**Goal of the exercise:** Lift every line from the entries that includes the word "Press".

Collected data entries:
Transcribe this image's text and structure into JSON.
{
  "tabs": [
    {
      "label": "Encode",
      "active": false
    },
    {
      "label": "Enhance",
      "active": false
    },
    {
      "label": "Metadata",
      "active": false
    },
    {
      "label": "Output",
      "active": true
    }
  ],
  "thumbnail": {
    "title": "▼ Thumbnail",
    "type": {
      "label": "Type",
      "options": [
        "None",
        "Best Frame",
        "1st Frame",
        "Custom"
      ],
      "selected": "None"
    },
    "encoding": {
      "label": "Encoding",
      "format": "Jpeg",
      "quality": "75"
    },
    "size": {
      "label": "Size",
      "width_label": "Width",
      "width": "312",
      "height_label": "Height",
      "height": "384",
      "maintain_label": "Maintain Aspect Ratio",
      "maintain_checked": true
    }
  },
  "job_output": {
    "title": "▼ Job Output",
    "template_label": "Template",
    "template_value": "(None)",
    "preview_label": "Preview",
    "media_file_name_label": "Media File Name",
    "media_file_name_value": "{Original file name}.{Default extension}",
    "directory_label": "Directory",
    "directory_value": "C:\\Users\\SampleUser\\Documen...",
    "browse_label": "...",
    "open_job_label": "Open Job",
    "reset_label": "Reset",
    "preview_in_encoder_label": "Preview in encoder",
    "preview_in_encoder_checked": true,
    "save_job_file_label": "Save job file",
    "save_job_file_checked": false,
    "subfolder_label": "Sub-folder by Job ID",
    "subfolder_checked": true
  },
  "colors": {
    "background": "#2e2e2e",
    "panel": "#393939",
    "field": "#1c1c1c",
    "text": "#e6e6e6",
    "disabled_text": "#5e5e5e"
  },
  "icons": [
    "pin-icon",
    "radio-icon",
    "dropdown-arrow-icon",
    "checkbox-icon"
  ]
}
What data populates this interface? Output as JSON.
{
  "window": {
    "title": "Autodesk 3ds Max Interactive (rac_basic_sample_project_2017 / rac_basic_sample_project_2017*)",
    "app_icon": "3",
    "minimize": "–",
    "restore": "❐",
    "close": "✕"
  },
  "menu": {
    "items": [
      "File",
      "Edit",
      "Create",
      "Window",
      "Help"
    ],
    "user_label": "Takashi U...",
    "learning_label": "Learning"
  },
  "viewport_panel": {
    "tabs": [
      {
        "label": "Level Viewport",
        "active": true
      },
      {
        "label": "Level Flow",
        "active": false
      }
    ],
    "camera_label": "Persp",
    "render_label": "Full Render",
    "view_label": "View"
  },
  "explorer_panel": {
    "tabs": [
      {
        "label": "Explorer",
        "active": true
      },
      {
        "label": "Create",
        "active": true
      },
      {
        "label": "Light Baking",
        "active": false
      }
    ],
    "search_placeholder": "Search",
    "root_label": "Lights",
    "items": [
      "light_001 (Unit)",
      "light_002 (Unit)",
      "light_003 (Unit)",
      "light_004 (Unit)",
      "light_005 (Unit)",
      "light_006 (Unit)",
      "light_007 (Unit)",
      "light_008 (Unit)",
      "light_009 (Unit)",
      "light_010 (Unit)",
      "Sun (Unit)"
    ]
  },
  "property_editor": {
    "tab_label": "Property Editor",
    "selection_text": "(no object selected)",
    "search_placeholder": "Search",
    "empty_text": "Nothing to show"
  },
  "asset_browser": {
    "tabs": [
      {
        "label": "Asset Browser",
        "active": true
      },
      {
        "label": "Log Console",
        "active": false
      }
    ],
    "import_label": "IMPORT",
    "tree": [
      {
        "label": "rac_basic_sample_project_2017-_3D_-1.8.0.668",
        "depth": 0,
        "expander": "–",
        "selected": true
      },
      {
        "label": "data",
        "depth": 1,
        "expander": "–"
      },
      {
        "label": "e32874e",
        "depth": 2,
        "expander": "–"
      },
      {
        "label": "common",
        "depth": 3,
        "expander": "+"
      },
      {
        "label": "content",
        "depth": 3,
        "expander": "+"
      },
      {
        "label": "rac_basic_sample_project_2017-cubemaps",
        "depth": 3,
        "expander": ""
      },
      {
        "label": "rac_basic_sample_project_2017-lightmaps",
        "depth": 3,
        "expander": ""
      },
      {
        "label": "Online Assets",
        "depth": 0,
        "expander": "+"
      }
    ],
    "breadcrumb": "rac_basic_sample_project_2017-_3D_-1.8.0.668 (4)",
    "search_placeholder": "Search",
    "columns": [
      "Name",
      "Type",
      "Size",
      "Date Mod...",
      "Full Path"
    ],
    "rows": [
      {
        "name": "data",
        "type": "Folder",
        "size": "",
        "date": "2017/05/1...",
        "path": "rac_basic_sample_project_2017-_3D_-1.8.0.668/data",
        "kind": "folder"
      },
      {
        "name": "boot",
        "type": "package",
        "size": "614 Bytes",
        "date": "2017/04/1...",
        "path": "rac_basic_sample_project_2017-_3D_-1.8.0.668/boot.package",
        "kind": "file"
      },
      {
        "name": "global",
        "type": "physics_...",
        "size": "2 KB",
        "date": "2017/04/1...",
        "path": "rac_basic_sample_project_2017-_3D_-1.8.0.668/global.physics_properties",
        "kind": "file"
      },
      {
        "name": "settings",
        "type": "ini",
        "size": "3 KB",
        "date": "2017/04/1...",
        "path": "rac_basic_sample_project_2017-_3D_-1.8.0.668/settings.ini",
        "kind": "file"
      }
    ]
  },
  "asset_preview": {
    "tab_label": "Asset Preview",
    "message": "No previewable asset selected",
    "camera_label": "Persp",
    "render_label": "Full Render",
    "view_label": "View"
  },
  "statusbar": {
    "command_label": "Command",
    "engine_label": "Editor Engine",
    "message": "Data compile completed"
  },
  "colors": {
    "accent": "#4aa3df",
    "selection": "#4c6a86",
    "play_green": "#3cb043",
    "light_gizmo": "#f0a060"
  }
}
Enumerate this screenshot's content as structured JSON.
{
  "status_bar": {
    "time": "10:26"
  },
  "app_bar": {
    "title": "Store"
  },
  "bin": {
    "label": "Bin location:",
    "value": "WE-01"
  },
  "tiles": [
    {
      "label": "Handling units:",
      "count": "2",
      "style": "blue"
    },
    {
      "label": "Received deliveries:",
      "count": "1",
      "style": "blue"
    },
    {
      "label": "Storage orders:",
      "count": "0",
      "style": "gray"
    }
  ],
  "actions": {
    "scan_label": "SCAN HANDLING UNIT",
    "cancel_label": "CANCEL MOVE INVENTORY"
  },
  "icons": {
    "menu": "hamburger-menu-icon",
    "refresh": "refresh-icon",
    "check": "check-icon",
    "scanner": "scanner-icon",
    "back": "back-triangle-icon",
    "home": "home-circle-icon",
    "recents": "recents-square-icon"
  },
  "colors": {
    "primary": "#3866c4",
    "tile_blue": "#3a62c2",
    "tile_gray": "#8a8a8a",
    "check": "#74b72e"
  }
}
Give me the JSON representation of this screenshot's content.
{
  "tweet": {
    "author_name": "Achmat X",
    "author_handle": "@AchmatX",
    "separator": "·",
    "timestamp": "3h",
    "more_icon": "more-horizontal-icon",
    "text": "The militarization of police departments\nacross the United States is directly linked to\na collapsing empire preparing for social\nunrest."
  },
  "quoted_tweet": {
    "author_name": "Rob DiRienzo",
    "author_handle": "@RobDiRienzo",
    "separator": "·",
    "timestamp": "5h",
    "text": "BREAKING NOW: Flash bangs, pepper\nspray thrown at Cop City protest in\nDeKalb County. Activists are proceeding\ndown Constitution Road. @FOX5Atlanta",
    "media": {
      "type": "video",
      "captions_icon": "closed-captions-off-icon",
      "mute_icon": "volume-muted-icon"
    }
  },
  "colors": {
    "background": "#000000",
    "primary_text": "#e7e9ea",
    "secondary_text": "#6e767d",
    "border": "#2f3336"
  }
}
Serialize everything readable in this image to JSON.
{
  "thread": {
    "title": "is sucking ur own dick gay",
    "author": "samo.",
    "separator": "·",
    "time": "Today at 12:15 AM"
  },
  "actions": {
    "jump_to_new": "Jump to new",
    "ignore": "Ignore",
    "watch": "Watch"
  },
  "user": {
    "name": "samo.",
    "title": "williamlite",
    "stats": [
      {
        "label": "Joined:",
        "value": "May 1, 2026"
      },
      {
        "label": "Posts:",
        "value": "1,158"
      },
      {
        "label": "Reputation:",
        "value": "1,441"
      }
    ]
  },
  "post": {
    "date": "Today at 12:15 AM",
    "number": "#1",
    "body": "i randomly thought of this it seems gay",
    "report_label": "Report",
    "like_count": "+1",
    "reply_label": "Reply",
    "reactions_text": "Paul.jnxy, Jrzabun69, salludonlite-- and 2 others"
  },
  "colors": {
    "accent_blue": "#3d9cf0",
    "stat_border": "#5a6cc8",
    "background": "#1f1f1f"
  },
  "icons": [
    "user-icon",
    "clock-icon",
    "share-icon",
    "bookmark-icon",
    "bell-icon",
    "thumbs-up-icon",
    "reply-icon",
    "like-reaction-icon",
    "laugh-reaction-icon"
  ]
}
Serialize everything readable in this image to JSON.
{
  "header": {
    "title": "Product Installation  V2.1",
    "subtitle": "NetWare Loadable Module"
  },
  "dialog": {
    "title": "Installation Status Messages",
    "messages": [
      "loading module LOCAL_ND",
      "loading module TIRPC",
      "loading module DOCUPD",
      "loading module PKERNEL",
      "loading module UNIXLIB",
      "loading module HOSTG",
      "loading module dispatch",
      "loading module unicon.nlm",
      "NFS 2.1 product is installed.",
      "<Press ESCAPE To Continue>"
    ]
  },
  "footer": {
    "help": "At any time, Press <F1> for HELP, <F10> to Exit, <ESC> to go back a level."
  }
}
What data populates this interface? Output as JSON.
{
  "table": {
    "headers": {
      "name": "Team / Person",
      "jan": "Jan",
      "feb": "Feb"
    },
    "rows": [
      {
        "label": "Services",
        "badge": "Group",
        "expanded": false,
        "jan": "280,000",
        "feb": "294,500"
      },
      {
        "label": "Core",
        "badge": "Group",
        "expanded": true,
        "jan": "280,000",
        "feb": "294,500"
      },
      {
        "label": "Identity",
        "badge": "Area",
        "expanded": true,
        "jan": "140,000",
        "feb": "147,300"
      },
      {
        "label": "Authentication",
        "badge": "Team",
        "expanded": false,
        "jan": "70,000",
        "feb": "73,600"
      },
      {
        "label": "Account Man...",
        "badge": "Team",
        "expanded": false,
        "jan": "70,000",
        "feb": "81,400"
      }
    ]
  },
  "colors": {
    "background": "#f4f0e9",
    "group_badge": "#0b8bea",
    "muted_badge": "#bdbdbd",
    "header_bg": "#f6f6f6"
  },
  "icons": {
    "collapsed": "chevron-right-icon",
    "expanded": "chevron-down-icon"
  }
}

**Answer to this exercise:**
      "<Press ESCAPE To Continue>"
    "help": "At any time, Press <F1> for HELP, <F10> to Exit, <ESC> to go back a level."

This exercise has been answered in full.